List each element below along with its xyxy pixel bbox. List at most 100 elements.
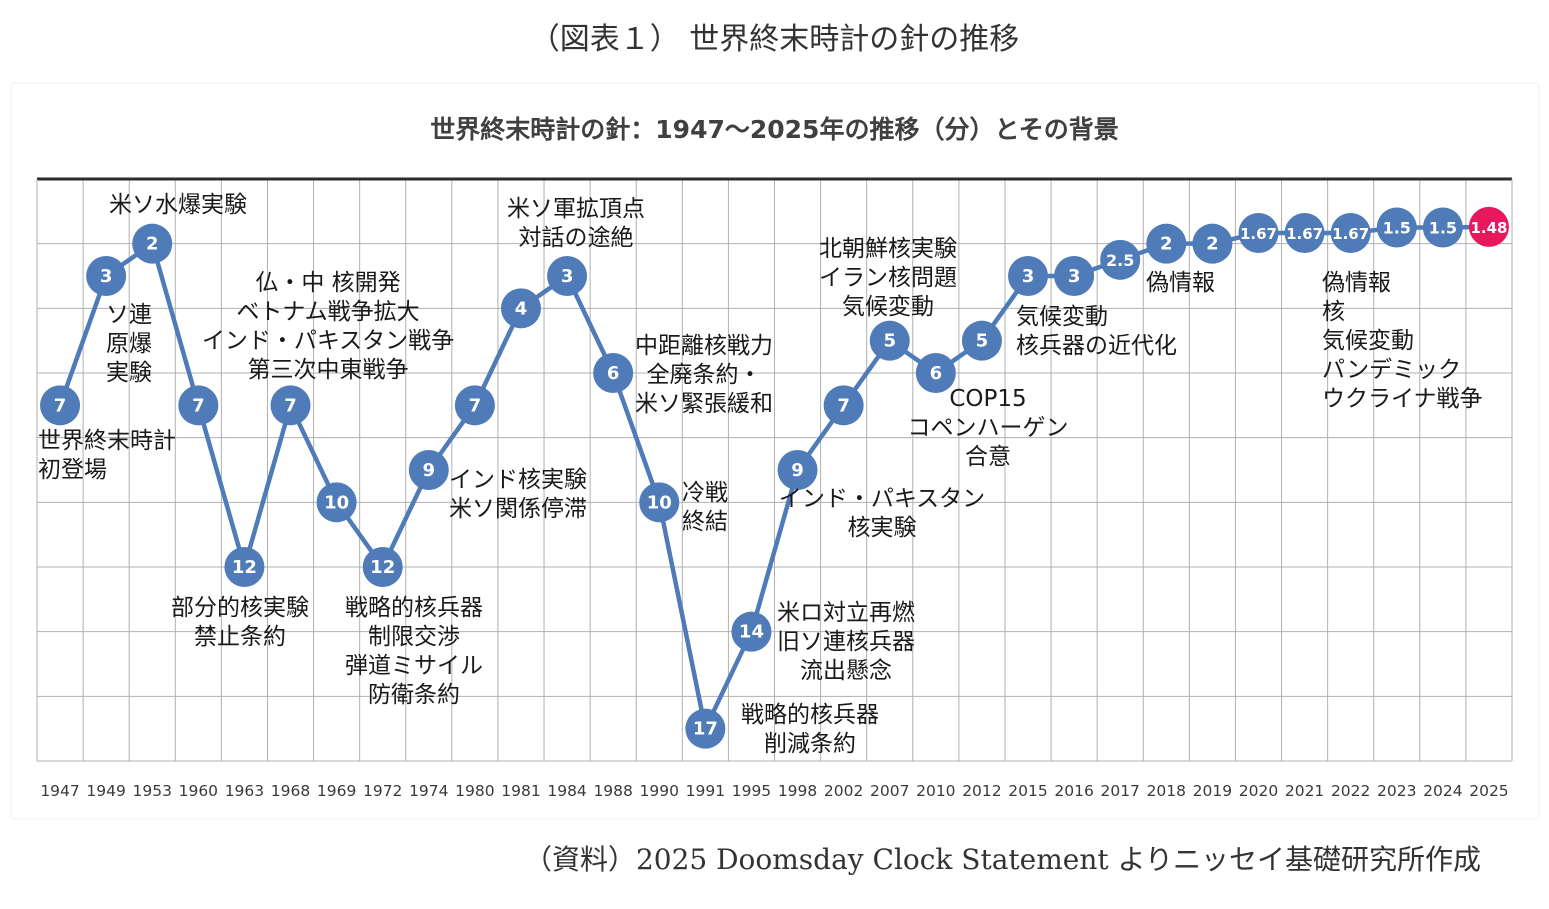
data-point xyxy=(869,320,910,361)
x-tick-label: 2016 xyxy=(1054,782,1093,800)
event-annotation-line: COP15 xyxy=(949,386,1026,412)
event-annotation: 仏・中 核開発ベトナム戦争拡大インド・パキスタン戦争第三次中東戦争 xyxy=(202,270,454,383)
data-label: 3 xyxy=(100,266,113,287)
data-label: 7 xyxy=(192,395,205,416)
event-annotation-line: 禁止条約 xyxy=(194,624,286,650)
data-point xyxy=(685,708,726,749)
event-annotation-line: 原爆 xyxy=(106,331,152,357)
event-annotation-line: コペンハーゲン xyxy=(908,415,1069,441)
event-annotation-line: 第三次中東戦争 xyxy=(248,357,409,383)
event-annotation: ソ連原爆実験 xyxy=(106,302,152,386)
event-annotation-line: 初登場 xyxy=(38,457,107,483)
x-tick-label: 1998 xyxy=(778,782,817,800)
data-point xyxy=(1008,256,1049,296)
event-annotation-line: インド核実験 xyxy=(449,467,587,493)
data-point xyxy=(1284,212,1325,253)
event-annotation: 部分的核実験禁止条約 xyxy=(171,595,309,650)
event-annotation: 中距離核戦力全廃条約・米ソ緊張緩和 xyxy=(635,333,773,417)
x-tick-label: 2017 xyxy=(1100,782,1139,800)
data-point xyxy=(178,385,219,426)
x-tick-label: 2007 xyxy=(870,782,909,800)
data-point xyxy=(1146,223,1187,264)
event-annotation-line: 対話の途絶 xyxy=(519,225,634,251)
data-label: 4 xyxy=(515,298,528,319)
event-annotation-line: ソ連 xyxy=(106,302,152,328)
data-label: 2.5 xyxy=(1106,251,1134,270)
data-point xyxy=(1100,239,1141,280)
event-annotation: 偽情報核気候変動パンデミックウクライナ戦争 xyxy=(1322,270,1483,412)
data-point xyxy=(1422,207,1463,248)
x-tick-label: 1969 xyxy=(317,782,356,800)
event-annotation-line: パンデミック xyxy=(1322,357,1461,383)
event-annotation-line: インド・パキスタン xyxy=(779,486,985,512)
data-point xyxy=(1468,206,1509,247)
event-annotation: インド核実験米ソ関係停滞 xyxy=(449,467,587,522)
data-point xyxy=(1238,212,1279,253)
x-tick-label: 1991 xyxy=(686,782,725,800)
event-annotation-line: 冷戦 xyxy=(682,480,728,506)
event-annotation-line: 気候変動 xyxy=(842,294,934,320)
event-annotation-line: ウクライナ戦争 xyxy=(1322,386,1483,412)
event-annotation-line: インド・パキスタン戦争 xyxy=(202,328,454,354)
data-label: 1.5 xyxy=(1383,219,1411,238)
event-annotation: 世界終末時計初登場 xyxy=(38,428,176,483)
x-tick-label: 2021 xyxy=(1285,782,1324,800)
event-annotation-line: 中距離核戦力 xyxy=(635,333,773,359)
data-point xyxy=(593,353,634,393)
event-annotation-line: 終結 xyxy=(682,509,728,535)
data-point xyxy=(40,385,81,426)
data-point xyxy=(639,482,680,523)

→ EXERCISE
Format the lines above as a numbered list, omitting blank lines and leaving out the pictures.

→ SOLUTION TO THIS TASK
1. List each element below along with its xyxy pixel bbox. List at most 100 elements.
2. data-point xyxy=(869,320,910,361)
3. x-tick-label: 2016 xyxy=(1054,782,1093,800)
4. event-annotation-line: COP15 xyxy=(949,386,1026,412)
5. event-annotation: 仏・中 核開発ベトナム戦争拡大インド・パキスタン戦争第三次中東戦争 xyxy=(202,270,454,383)
6. data-label: 3 xyxy=(100,266,113,287)
7. data-label: 7 xyxy=(192,395,205,416)
8. event-annotation-line: 禁止条約 xyxy=(194,624,286,650)
9. data-point xyxy=(685,708,726,749)
10. event-annotation-line: 原爆 xyxy=(106,331,152,357)
11. event-annotation-line: コペンハーゲン xyxy=(908,415,1069,441)
12. event-annotation-line: 第三次中東戦争 xyxy=(248,357,409,383)
13. event-annotation: ソ連原爆実験 xyxy=(106,302,152,386)
14. event-annotation-line: 初登場 xyxy=(38,457,107,483)
15. x-tick-label: 1998 xyxy=(778,782,817,800)
16. data-point xyxy=(1008,256,1049,296)
17. event-annotation-line: インド核実験 xyxy=(449,467,587,493)
18. data-point xyxy=(1284,212,1325,253)
19. event-annotation: 部分的核実験禁止条約 xyxy=(171,595,309,650)
20. event-annotation: 中距離核戦力全廃条約・米ソ緊張緩和 xyxy=(635,333,773,417)
21. x-tick-label: 2017 xyxy=(1100,782,1139,800)
22. data-point xyxy=(178,385,219,426)
23. x-tick-label: 2007 xyxy=(870,782,909,800)
24. data-point xyxy=(1146,223,1187,264)
25. event-annotation-line: 対話の途絶 xyxy=(519,225,634,251)
26. data-label: 4 xyxy=(515,298,528,319)
27. event-annotation-line: ソ連 xyxy=(106,302,152,328)
28. data-label: 2.5 xyxy=(1106,251,1134,270)
29. data-point xyxy=(1100,239,1141,280)
30. event-annotation: 偽情報核気候変動パンデミックウクライナ戦争 xyxy=(1322,270,1483,412)
31. data-point xyxy=(1422,207,1463,248)
32. x-tick-label: 1969 xyxy=(317,782,356,800)
33. event-annotation-line: パンデミック xyxy=(1322,357,1461,383)
34. event-annotation-line: インド・パキスタン xyxy=(779,486,985,512)
35. data-point xyxy=(1468,206,1509,247)
36. event-annotation: インド核実験米ソ関係停滞 xyxy=(449,467,587,522)
37. data-point xyxy=(1238,212,1279,253)
38. x-tick-label: 1991 xyxy=(686,782,725,800)
39. event-annotation-line: 冷戦 xyxy=(682,480,728,506)
40. event-annotation-line: 気候変動 xyxy=(842,294,934,320)
41. event-annotation-line: ウクライナ戦争 xyxy=(1322,386,1483,412)
42. event-annotation-line: インド・パキスタン戦争 xyxy=(202,328,454,354)
43. data-label: 1.5 xyxy=(1383,219,1411,238)
44. event-annotation: 世界終末時計初登場 xyxy=(38,428,176,483)
45. x-tick-label: 2021 xyxy=(1285,782,1324,800)
46. event-annotation-line: 中距離核戦力 xyxy=(635,333,773,359)
47. data-point xyxy=(593,353,634,393)
48. event-annotation-line: 終結 xyxy=(682,509,728,535)
49. data-point xyxy=(40,385,81,426)
50. data-point xyxy=(639,482,680,523)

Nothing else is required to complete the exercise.